_Provided records_.
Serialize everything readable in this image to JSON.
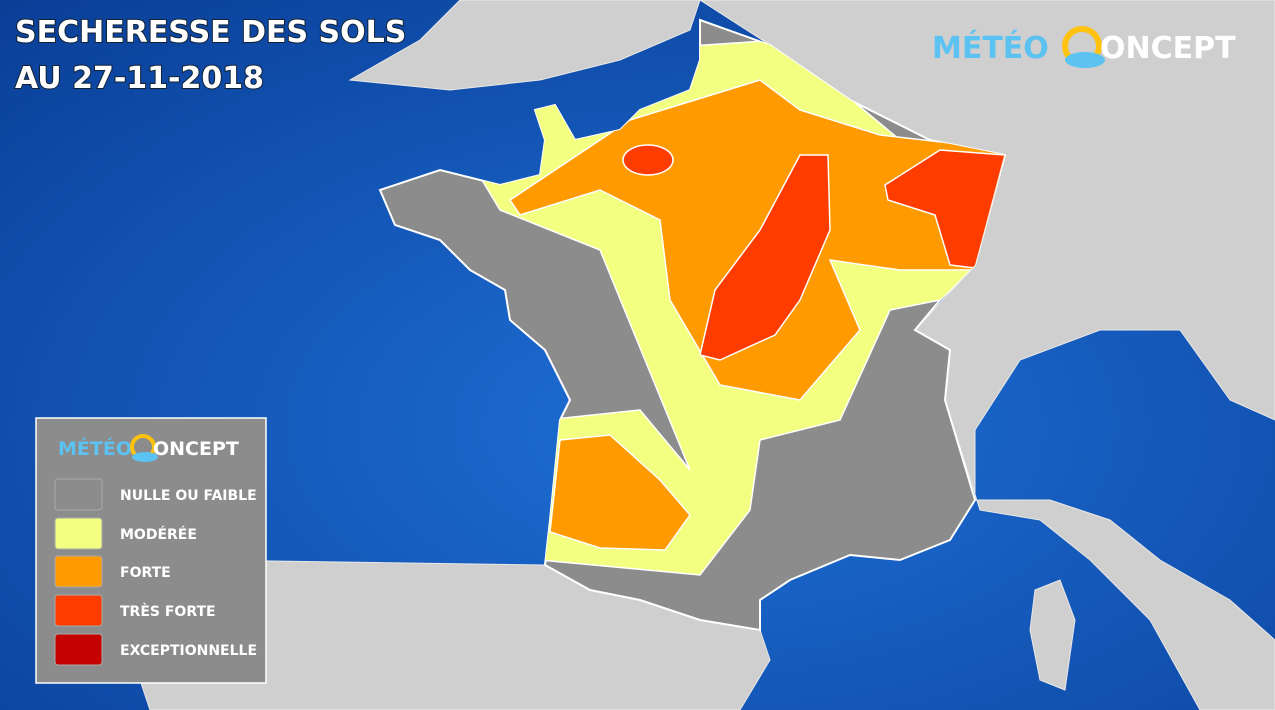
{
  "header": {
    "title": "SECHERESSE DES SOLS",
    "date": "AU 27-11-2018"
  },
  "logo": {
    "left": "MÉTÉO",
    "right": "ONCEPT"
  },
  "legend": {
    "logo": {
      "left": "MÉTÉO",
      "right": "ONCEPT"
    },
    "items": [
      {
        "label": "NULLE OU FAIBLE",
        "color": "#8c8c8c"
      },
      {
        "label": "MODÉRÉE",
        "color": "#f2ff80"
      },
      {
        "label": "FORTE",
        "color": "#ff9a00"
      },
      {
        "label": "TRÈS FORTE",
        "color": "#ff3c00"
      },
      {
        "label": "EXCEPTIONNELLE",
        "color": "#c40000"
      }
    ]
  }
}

...

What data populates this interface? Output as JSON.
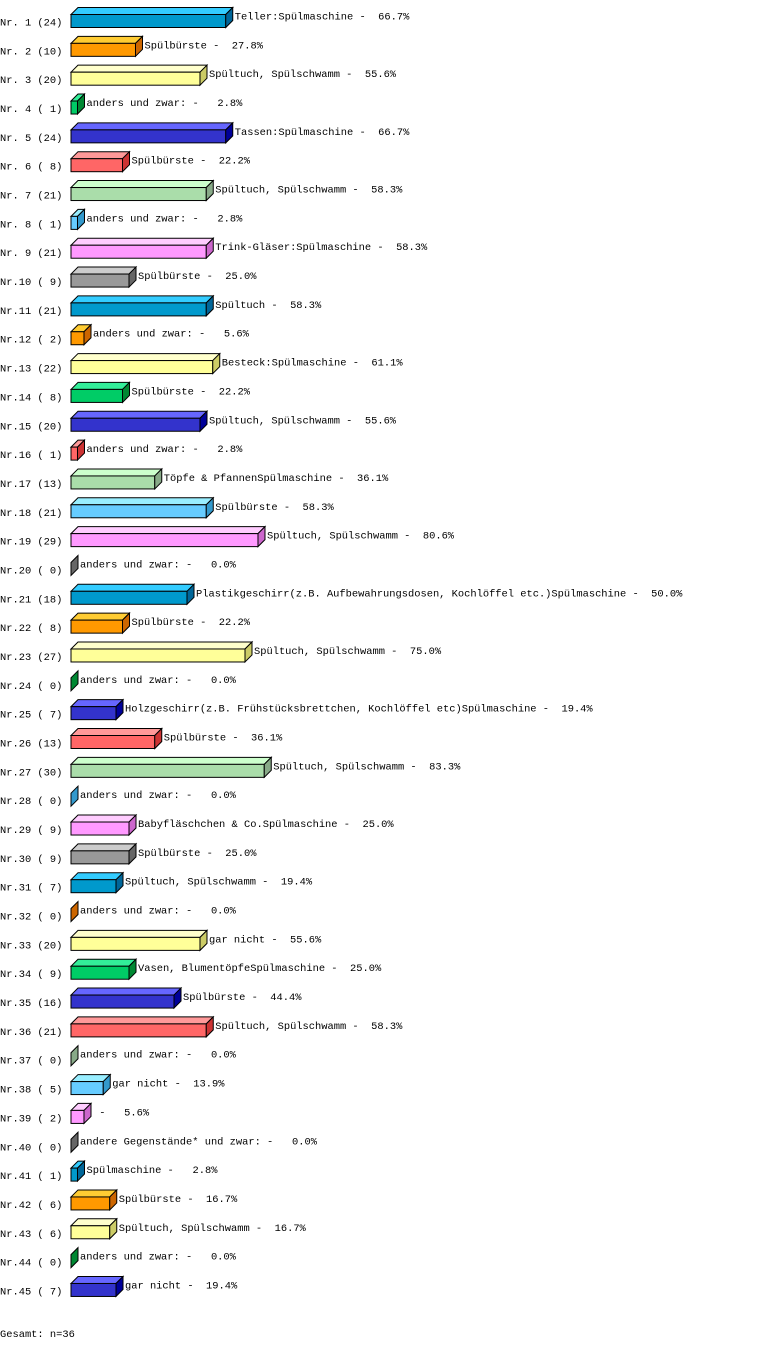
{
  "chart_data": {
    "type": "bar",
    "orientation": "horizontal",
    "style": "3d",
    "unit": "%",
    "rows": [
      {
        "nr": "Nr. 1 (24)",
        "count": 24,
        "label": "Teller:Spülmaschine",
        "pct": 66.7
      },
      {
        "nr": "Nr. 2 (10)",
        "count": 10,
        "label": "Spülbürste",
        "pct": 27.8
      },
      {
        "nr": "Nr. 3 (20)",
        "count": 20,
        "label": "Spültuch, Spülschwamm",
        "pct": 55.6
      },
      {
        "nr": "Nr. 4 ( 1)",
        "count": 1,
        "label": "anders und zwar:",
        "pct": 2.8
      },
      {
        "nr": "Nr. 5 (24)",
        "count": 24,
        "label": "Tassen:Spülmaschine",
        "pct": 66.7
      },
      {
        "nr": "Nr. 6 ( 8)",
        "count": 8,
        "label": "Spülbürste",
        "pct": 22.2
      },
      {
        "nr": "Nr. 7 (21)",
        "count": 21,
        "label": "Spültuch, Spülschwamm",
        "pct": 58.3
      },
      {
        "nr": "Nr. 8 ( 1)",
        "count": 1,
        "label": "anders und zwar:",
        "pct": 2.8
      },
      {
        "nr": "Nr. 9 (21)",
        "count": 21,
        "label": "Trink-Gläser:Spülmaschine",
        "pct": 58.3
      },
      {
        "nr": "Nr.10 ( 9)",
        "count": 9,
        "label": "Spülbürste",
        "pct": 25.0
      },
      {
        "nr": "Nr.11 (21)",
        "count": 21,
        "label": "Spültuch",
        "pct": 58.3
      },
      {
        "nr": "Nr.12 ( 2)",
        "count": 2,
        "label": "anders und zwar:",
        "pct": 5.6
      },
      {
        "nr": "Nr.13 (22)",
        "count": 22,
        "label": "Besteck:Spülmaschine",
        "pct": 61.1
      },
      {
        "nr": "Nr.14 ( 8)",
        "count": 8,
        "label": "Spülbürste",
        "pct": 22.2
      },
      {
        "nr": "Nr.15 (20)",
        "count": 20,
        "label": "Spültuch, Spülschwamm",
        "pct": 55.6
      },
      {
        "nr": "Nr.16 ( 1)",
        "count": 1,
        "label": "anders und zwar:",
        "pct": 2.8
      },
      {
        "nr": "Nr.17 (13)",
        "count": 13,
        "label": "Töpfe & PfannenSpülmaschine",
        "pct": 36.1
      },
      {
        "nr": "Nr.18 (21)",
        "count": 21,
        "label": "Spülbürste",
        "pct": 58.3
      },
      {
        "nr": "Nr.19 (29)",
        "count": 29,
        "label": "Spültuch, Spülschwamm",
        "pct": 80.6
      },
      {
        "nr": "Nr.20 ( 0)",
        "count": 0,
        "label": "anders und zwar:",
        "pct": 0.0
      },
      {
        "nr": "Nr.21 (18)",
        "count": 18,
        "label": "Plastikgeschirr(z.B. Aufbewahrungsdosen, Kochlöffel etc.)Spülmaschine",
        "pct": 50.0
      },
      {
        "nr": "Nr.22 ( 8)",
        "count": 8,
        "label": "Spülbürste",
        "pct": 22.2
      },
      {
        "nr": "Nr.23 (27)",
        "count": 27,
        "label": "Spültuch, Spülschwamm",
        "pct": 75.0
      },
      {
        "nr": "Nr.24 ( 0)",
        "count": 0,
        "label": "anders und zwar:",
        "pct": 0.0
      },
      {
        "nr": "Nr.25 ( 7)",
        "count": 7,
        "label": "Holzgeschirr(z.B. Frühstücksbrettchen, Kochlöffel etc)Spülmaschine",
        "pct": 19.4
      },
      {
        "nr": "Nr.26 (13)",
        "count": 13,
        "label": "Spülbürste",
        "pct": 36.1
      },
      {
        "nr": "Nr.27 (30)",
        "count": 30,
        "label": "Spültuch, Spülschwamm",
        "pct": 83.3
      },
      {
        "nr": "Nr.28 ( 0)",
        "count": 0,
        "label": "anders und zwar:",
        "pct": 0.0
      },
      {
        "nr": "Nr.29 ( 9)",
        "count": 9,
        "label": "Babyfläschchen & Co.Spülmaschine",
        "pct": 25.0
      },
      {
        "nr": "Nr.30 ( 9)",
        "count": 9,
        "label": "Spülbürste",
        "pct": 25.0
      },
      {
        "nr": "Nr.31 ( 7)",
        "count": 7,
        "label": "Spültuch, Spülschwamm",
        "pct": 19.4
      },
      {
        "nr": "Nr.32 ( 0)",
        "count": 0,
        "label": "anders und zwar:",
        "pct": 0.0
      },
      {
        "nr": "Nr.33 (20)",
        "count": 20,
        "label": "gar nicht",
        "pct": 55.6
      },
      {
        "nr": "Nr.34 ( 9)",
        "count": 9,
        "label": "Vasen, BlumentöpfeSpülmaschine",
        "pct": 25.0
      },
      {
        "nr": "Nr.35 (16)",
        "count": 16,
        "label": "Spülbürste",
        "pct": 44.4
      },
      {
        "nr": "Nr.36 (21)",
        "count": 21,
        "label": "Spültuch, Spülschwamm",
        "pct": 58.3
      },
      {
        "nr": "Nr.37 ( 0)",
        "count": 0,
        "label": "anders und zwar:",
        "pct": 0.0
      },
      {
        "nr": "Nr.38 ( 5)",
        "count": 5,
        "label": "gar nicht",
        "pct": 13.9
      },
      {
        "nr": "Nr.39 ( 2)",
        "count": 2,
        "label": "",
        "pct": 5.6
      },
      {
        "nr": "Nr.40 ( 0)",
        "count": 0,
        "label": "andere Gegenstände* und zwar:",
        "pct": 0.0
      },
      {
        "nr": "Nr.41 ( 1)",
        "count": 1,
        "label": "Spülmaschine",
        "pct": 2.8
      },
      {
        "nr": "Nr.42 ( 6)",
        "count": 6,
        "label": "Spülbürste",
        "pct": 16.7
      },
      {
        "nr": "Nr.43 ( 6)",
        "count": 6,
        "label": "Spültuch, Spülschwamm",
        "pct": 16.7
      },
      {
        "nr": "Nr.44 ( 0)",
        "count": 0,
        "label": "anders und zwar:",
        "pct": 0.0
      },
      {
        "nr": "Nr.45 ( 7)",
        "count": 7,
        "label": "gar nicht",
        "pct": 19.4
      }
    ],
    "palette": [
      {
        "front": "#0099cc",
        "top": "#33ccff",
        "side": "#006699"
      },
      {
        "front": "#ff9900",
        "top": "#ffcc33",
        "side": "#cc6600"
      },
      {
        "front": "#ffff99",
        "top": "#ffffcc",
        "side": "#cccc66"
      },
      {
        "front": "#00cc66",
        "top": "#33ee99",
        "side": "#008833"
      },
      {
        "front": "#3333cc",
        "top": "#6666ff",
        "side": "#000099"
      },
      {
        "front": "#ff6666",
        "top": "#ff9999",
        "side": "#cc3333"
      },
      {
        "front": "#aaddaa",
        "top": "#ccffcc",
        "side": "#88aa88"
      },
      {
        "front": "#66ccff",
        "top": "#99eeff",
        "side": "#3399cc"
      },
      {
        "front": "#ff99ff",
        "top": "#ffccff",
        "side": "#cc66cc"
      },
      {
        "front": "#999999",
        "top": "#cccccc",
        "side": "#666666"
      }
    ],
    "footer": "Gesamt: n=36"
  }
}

_What needs to be done_.
Filter the data for the string "front" and copy every line that has it.

_The completed task_.
        "front": "#0099cc",
        "front": "#ff9900",
        "front": "#ffff99",
        "front": "#00cc66",
        "front": "#3333cc",
        "front": "#ff6666",
        "front": "#aaddaa",
        "front": "#66ccff",
        "front": "#ff99ff",
        "front": "#999999",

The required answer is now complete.